Directive
Return only the number of lines holding the word "bonds".
** start **
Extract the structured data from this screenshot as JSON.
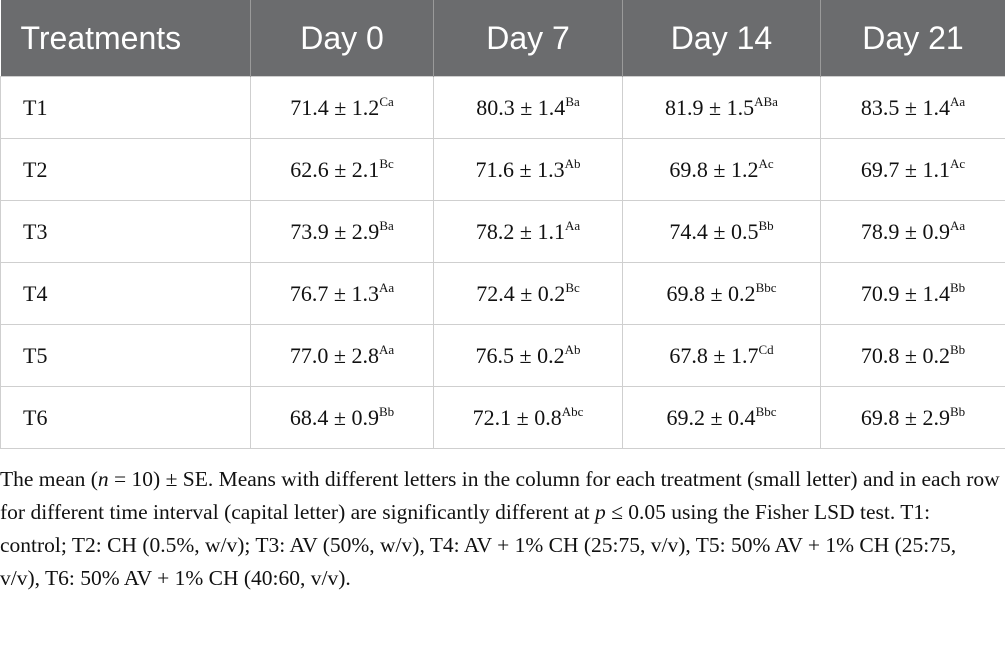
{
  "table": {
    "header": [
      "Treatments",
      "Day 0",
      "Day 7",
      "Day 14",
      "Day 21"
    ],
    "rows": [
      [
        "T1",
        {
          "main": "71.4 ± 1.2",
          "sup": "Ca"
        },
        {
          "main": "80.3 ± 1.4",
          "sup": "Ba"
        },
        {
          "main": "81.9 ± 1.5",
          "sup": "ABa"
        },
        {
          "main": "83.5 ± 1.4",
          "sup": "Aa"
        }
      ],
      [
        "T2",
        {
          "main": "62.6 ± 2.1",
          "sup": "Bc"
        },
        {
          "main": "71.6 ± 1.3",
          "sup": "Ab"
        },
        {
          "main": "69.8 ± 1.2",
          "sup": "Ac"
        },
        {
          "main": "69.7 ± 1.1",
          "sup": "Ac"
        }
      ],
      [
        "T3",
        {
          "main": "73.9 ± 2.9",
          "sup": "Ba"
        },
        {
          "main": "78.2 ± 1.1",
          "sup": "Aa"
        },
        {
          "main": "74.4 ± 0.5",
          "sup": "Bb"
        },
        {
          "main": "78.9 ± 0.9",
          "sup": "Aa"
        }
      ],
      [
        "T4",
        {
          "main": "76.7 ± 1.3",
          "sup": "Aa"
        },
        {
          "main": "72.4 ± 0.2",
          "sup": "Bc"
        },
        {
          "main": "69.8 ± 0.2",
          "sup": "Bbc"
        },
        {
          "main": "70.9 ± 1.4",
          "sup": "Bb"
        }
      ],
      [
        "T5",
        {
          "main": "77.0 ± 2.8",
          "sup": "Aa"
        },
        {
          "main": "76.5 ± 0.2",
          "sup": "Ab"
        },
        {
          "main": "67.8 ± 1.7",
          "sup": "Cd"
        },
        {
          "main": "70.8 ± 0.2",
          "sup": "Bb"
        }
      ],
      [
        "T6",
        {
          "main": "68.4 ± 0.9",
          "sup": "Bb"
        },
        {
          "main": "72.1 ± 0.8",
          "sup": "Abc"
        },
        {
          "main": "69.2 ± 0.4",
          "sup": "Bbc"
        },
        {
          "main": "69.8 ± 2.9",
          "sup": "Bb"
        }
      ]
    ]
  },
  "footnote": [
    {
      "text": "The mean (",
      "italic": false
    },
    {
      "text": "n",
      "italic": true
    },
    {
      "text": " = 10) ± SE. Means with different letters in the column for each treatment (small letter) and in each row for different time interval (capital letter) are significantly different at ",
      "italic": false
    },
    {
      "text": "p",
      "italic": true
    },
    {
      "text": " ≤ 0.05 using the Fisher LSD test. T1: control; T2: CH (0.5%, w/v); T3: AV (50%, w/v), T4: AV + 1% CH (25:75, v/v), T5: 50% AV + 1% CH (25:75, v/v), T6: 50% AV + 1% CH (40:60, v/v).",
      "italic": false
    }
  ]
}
** end **
** start **
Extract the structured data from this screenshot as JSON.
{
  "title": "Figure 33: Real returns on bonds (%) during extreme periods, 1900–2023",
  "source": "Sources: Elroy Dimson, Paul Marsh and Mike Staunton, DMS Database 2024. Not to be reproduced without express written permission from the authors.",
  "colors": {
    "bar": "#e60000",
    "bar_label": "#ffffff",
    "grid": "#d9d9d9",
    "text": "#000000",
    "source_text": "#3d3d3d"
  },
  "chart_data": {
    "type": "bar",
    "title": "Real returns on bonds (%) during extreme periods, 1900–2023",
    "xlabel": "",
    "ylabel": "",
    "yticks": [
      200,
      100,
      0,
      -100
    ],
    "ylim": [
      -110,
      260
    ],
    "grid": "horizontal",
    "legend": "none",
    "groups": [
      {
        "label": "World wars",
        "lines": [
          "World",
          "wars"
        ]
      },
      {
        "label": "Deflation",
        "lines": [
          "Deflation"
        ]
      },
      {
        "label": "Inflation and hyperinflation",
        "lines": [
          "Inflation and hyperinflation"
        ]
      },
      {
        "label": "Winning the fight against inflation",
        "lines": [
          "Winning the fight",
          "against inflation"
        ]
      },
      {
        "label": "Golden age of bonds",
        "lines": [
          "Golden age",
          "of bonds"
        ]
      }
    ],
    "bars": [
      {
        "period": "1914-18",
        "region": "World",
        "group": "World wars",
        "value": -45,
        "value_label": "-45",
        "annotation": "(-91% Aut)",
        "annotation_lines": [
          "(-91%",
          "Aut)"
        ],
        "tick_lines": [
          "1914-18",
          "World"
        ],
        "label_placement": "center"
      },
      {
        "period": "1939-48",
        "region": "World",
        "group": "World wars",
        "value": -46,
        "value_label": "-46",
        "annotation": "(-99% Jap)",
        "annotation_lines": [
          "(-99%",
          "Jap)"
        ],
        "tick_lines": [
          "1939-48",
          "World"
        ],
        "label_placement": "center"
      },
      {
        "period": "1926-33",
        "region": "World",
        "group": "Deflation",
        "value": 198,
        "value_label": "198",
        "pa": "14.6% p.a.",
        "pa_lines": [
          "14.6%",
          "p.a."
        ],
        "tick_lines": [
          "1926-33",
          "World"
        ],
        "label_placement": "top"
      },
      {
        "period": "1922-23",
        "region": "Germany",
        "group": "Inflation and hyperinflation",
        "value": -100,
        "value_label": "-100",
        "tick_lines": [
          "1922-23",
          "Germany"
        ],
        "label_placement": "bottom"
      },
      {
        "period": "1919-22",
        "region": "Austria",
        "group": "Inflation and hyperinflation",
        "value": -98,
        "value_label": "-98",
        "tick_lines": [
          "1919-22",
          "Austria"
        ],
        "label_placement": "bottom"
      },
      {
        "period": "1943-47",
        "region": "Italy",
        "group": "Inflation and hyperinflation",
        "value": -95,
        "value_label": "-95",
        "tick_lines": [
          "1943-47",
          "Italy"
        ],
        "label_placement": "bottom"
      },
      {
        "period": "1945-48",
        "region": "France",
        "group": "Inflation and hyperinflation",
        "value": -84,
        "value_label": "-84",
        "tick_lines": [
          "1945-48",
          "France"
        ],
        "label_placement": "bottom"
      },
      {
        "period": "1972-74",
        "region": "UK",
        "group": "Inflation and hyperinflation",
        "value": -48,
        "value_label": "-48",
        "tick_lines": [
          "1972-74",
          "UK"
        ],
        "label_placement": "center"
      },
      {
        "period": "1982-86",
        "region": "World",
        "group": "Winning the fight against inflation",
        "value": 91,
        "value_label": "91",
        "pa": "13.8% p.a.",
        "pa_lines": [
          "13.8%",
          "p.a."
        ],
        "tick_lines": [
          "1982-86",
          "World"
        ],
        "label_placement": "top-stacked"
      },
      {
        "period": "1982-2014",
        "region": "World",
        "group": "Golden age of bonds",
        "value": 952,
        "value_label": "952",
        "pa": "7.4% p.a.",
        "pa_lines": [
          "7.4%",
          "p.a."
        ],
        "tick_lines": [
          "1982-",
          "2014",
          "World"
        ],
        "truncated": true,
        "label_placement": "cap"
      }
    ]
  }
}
** end **
** start **
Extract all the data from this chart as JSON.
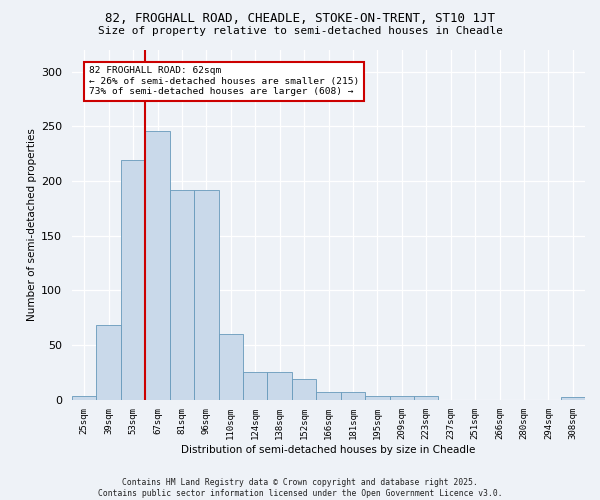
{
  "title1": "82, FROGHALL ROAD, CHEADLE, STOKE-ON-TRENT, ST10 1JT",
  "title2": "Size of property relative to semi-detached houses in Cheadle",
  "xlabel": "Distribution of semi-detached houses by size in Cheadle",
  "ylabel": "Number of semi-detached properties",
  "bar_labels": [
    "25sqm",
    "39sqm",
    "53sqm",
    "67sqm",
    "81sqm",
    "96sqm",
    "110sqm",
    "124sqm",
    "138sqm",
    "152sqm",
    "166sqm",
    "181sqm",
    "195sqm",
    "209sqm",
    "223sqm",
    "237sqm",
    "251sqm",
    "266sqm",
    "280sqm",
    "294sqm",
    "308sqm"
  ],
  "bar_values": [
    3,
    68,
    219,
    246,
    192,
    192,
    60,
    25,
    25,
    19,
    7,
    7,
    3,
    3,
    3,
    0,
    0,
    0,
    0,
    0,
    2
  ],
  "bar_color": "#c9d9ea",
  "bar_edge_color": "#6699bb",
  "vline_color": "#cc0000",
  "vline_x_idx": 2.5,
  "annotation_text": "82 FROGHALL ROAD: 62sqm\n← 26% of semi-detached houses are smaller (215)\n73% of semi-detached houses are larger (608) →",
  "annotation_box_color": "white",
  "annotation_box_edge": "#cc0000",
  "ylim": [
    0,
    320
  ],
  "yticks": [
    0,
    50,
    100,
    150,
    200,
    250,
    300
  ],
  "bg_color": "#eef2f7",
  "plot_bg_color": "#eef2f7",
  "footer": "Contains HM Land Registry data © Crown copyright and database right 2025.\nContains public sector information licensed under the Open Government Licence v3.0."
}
** end **
Complete response
5